## Data entries
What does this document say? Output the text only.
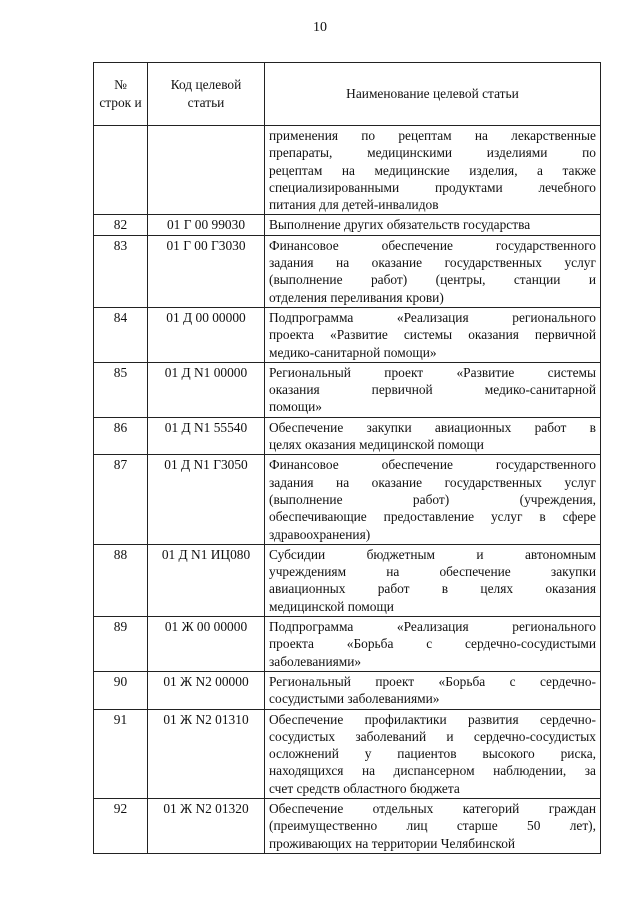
10
№ строк и	Код целевой статьи	Наименование целевой статьи

		применения по рецептам на лекарственные
препараты, медицинскими изделиями по
рецептам на медицинские изделия, а также
специализированными продуктами лечебного
питания для детей-инвалидов

82	01 Г 00 99030	Выполнение других обязательств государства

83	01 Г 00 Г3030	Финансовое обеспечение государственного
задания на оказание государственных услуг
(выполнение работ) (центры, станции и
отделения переливания крови)

84	01 Д 00 00000	Подпрограмма «Реализация регионального
проекта «Развитие системы оказания первичной
медико-санитарной помощи»

85	01 Д N1 00000	Региональный проект «Развитие системы
оказания первичной медико-санитарной
помощи»

86	01 Д N1 55540	Обеспечение закупки авиационных работ в
целях оказания медицинской помощи

87	01 Д N1 Г3050	Финансовое обеспечение государственного
задания на оказание государственных услуг
(выполнение работ) (учреждения,
обеспечивающие предоставление услуг в сфере
здравоохранения)

88	01 Д N1 ИЦ080	Субсидии бюджетным и автономным
учреждениям на обеспечение закупки
авиационных работ в целях оказания
медицинской помощи

89	01 Ж 00 00000	Подпрограмма «Реализация регионального
проекта «Борьба с сердечно-сосудистыми
заболеваниями»

90	01 Ж N2 00000	Региональный проект «Борьба с сердечно-
сосудистыми заболеваниями»

91	01 Ж N2 01310	Обеспечение профилактики развития сердечно-
сосудистых заболеваний и сердечно-сосудистых
осложнений у пациентов высокого риска,
находящихся на диспансерном наблюдении, за
счет средств областного бюджета

92	01 Ж N2 01320	Обеспечение отдельных категорий граждан
(преимущественно лиц старше 50 лет),
проживающих на территории Челябинской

## The problem
Go through the material above and print all of it exactly, except the pictures.

## In response
What does this document say? Output the text only.
10
№ строк и	Код целевой статьи	Наименование целевой статьи

		применения по рецептам на лекарственные
препараты, медицинскими изделиями по
рецептам на медицинские изделия, а также
специализированными продуктами лечебного
питания для детей-инвалидов

82	01 Г 00 99030	Выполнение других обязательств государства

83	01 Г 00 Г3030	Финансовое обеспечение государственного
задания на оказание государственных услуг
(выполнение работ) (центры, станции и
отделения переливания крови)

84	01 Д 00 00000	Подпрограмма «Реализация регионального
проекта «Развитие системы оказания первичной
медико-санитарной помощи»

85	01 Д N1 00000	Региональный проект «Развитие системы
оказания первичной медико-санитарной
помощи»

86	01 Д N1 55540	Обеспечение закупки авиационных работ в
целях оказания медицинской помощи

87	01 Д N1 Г3050	Финансовое обеспечение государственного
задания на оказание государственных услуг
(выполнение работ) (учреждения,
обеспечивающие предоставление услуг в сфере
здравоохранения)

88	01 Д N1 ИЦ080	Субсидии бюджетным и автономным
учреждениям на обеспечение закупки
авиационных работ в целях оказания
медицинской помощи

89	01 Ж 00 00000	Подпрограмма «Реализация регионального
проекта «Борьба с сердечно-сосудистыми
заболеваниями»

90	01 Ж N2 00000	Региональный проект «Борьба с сердечно-
сосудистыми заболеваниями»

91	01 Ж N2 01310	Обеспечение профилактики развития сердечно-
сосудистых заболеваний и сердечно-сосудистых
осложнений у пациентов высокого риска,
находящихся на диспансерном наблюдении, за
счет средств областного бюджета

92	01 Ж N2 01320	Обеспечение отдельных категорий граждан
(преимущественно лиц старше 50 лет),
проживающих на территории Челябинской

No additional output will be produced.